__Set problem__. Give the entries again, word for word.

## Start Material for this task

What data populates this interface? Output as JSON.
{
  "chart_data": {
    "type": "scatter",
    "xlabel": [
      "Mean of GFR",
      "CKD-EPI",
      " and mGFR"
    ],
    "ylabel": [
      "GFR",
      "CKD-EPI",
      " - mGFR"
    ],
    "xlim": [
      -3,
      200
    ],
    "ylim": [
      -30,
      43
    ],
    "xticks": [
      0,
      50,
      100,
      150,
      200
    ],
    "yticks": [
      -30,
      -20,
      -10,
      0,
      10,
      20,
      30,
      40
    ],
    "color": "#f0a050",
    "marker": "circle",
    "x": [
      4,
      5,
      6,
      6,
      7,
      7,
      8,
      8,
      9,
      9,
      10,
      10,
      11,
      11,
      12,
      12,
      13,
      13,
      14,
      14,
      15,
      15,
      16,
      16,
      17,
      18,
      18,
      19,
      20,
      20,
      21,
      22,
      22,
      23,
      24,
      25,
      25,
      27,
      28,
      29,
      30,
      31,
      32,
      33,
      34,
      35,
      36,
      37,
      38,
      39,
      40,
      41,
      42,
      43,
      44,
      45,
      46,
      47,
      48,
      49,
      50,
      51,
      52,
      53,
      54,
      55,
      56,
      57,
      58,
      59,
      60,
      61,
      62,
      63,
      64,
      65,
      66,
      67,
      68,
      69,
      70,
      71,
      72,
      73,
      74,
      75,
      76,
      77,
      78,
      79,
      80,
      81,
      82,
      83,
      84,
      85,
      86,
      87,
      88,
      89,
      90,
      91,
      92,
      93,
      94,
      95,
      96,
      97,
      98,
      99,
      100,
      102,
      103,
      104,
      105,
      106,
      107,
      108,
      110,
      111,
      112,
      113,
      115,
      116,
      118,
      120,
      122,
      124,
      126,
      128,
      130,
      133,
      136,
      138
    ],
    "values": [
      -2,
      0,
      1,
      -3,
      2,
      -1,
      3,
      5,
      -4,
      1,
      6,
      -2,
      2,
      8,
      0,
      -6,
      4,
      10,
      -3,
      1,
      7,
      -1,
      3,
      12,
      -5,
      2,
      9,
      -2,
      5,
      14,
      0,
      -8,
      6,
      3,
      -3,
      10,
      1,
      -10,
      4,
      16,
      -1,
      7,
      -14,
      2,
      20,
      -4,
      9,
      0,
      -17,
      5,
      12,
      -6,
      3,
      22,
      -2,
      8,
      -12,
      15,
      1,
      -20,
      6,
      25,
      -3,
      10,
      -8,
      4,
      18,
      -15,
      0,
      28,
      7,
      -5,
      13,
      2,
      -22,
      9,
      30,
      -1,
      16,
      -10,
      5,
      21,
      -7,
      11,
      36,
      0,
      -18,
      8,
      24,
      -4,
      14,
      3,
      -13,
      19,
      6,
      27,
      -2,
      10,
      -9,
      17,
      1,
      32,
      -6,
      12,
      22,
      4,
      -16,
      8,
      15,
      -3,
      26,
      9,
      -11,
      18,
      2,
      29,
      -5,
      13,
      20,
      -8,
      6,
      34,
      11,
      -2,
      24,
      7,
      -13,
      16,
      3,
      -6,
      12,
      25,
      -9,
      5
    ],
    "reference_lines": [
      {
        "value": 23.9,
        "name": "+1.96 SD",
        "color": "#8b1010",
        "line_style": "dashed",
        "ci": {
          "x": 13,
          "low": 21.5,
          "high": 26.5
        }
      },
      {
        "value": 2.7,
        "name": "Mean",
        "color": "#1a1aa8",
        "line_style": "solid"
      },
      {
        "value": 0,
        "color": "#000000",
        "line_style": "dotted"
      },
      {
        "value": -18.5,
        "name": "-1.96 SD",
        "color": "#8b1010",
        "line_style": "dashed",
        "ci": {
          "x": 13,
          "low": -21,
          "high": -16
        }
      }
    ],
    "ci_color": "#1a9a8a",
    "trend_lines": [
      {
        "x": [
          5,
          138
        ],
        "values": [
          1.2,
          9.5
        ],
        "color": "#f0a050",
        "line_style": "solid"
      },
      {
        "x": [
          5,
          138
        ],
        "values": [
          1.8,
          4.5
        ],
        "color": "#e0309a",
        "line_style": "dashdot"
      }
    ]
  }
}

## End Material for this task

__Result of the task__.
What data populates this interface? Output as JSON.
{
  "chart_data": {
    "type": "scatter",
    "xlabel": [
      "Mean of GFR",
      "CKD-EPI",
      " and mGFR"
    ],
    "ylabel": [
      "GFR",
      "CKD-EPI",
      " - mGFR"
    ],
    "xlim": [
      -3,
      200
    ],
    "ylim": [
      -30,
      43
    ],
    "xticks": [
      0,
      50,
      100,
      150,
      200
    ],
    "yticks": [
      -30,
      -20,
      -10,
      0,
      10,
      20,
      30,
      40
    ],
    "color": "#f0a050",
    "marker": "circle",
    "x": [
      4,
      5,
      6,
      6,
      7,
      7,
      8,
      8,
      9,
      9,
      10,
      10,
      11,
      11,
      12,
      12,
      13,
      13,
      14,
      14,
      15,
      15,
      16,
      16,
      17,
      18,
      18,
      19,
      20,
      20,
      21,
      22,
      22,
      23,
      24,
      25,
      25,
      27,
      28,
      29,
      30,
      31,
      32,
      33,
      34,
      35,
      36,
      37,
      38,
      39,
      40,
      41,
      42,
      43,
      44,
      45,
      46,
      47,
      48,
      49,
      50,
      51,
      52,
      53,
      54,
      55,
      56,
      57,
      58,
      59,
      60,
      61,
      62,
      63,
      64,
      65,
      66,
      67,
      68,
      69,
      70,
      71,
      72,
      73,
      74,
      75,
      76,
      77,
      78,
      79,
      80,
      81,
      82,
      83,
      84,
      85,
      86,
      87,
      88,
      89,
      90,
      91,
      92,
      93,
      94,
      95,
      96,
      97,
      98,
      99,
      100,
      102,
      103,
      104,
      105,
      106,
      107,
      108,
      110,
      111,
      112,
      113,
      115,
      116,
      118,
      120,
      122,
      124,
      126,
      128,
      130,
      133,
      136,
      138
    ],
    "values": [
      -2,
      0,
      1,
      -3,
      2,
      -1,
      3,
      5,
      -4,
      1,
      6,
      -2,
      2,
      8,
      0,
      -6,
      4,
      10,
      -3,
      1,
      7,
      -1,
      3,
      12,
      -5,
      2,
      9,
      -2,
      5,
      14,
      0,
      -8,
      6,
      3,
      -3,
      10,
      1,
      -10,
      4,
      16,
      -1,
      7,
      -14,
      2,
      20,
      -4,
      9,
      0,
      -17,
      5,
      12,
      -6,
      3,
      22,
      -2,
      8,
      -12,
      15,
      1,
      -20,
      6,
      25,
      -3,
      10,
      -8,
      4,
      18,
      -15,
      0,
      28,
      7,
      -5,
      13,
      2,
      -22,
      9,
      30,
      -1,
      16,
      -10,
      5,
      21,
      -7,
      11,
      36,
      0,
      -18,
      8,
      24,
      -4,
      14,
      3,
      -13,
      19,
      6,
      27,
      -2,
      10,
      -9,
      17,
      1,
      32,
      -6,
      12,
      22,
      4,
      -16,
      8,
      15,
      -3,
      26,
      9,
      -11,
      18,
      2,
      29,
      -5,
      13,
      20,
      -8,
      6,
      34,
      11,
      -2,
      24,
      7,
      -13,
      16,
      3,
      -6,
      12,
      25,
      -9,
      5
    ],
    "reference_lines": [
      {
        "value": 23.9,
        "name": "+1.96 SD",
        "color": "#8b1010",
        "line_style": "dashed",
        "ci": {
          "x": 13,
          "low": 21.5,
          "high": 26.5
        }
      },
      {
        "value": 2.7,
        "name": "Mean",
        "color": "#1a1aa8",
        "line_style": "solid"
      },
      {
        "value": 0,
        "color": "#000000",
        "line_style": "dotted"
      },
      {
        "value": -18.5,
        "name": "-1.96 SD",
        "color": "#8b1010",
        "line_style": "dashed",
        "ci": {
          "x": 13,
          "low": -21,
          "high": -16
        }
      }
    ],
    "ci_color": "#1a9a8a",
    "trend_lines": [
      {
        "x": [
          5,
          138
        ],
        "values": [
          1.2,
          9.5
        ],
        "color": "#f0a050",
        "line_style": "solid"
      },
      {
        "x": [
          5,
          138
        ],
        "values": [
          1.8,
          4.5
        ],
        "color": "#e0309a",
        "line_style": "dashdot"
      }
    ]
  }
}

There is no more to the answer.